- **Exercise aim**: Pull out every line with the word "уходу".
____ Records for this exercise
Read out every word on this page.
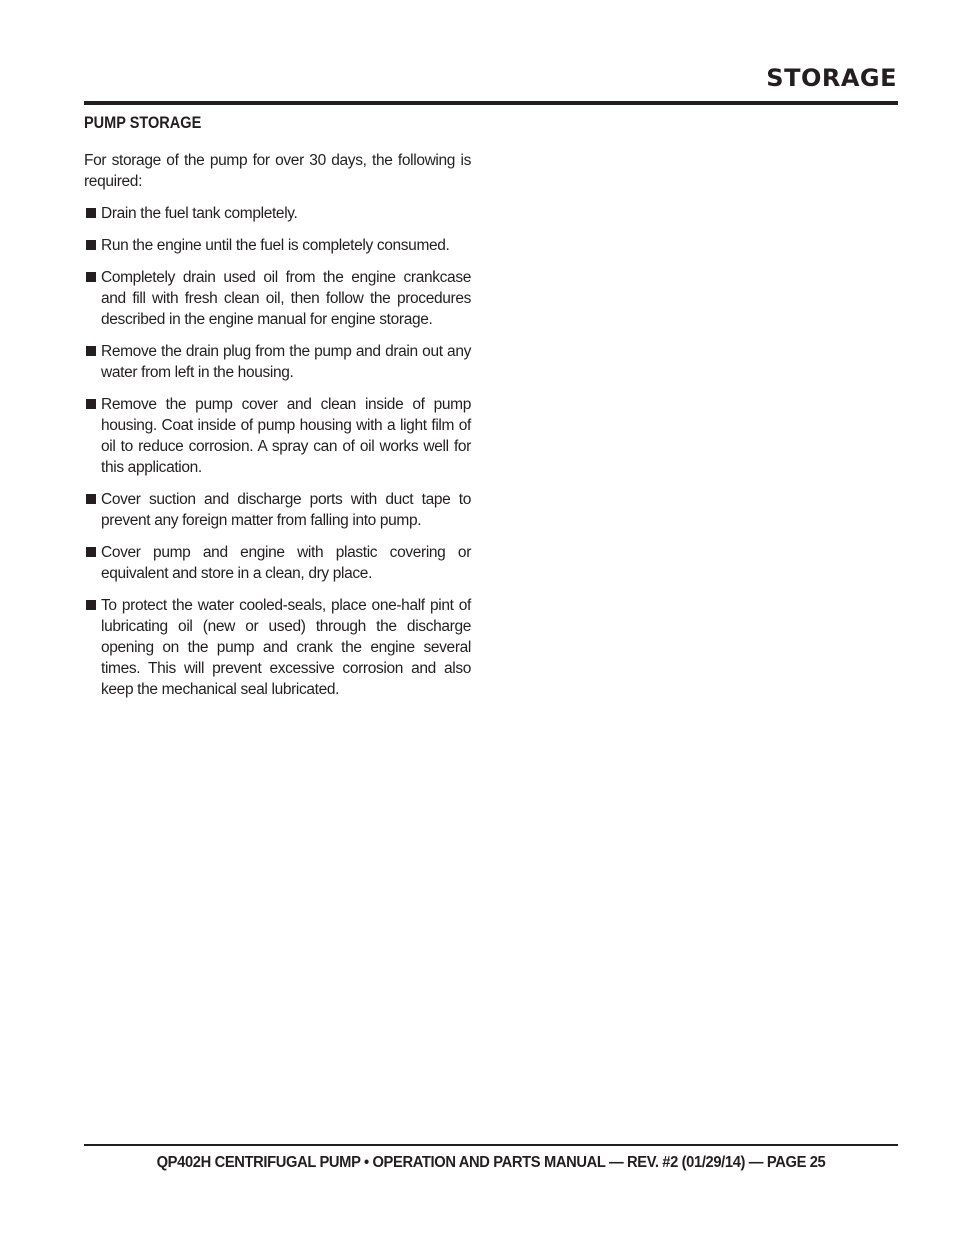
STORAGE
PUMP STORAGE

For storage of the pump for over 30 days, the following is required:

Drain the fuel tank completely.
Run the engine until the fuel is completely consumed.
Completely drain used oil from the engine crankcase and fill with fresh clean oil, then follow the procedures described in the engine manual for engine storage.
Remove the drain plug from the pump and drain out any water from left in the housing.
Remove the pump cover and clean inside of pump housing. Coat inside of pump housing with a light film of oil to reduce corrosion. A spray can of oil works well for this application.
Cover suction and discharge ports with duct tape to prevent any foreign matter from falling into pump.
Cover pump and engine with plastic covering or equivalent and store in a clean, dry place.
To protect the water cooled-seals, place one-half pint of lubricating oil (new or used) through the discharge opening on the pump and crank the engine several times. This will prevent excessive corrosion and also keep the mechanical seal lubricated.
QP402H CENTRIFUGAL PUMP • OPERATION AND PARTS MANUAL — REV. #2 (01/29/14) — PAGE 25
________
____ Records for this exercise
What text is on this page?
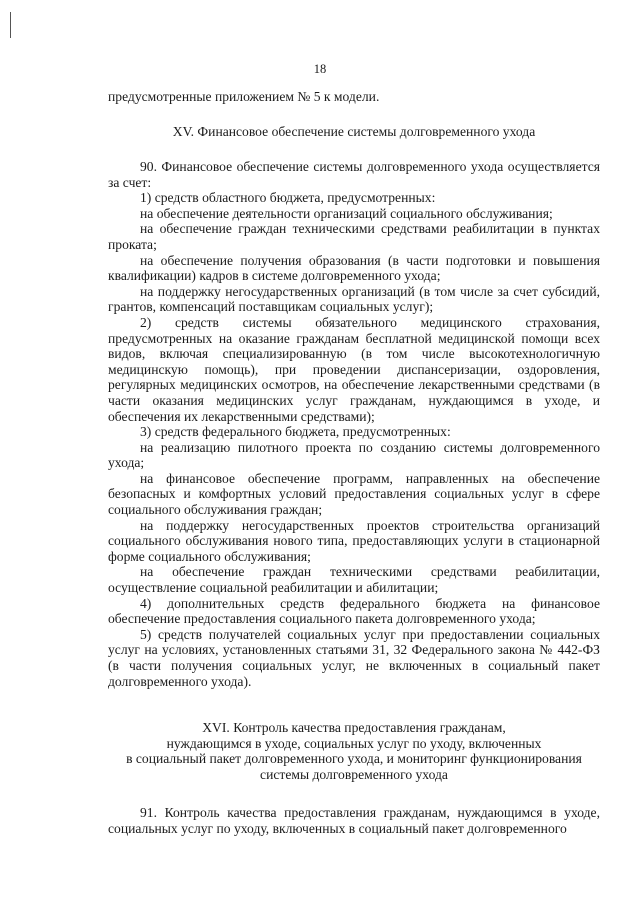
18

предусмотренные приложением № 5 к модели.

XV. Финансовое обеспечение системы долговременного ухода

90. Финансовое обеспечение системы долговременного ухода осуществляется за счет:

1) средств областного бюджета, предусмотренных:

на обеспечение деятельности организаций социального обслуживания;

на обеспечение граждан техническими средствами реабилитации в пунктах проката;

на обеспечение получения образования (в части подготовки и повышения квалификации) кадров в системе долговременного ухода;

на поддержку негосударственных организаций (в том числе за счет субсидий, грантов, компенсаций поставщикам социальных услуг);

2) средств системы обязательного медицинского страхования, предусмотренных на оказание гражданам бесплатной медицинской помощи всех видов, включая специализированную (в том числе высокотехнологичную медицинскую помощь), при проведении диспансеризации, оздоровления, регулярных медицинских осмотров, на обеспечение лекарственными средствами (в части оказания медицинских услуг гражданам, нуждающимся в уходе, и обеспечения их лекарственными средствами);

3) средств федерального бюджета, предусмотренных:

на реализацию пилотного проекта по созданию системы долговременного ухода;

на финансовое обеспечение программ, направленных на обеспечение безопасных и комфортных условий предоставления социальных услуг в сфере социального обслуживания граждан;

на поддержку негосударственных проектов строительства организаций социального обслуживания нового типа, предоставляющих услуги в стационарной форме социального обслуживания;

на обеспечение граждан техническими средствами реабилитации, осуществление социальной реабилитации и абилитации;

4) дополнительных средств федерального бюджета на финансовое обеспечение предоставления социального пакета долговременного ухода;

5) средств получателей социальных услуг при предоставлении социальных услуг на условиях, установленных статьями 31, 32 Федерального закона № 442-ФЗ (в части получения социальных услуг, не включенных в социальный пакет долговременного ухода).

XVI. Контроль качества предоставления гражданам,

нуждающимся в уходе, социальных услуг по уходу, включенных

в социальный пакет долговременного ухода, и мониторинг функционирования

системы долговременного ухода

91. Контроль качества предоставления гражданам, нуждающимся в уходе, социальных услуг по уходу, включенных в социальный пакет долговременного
________
- **Result for this exercise**:
нуждающимся в уходе, социальных услуг по уходу, включенных
91. Контроль качества предоставления гражданам, нуждающимся в уходе, социальных услуг по уходу, включенных в социальный пакет долговременного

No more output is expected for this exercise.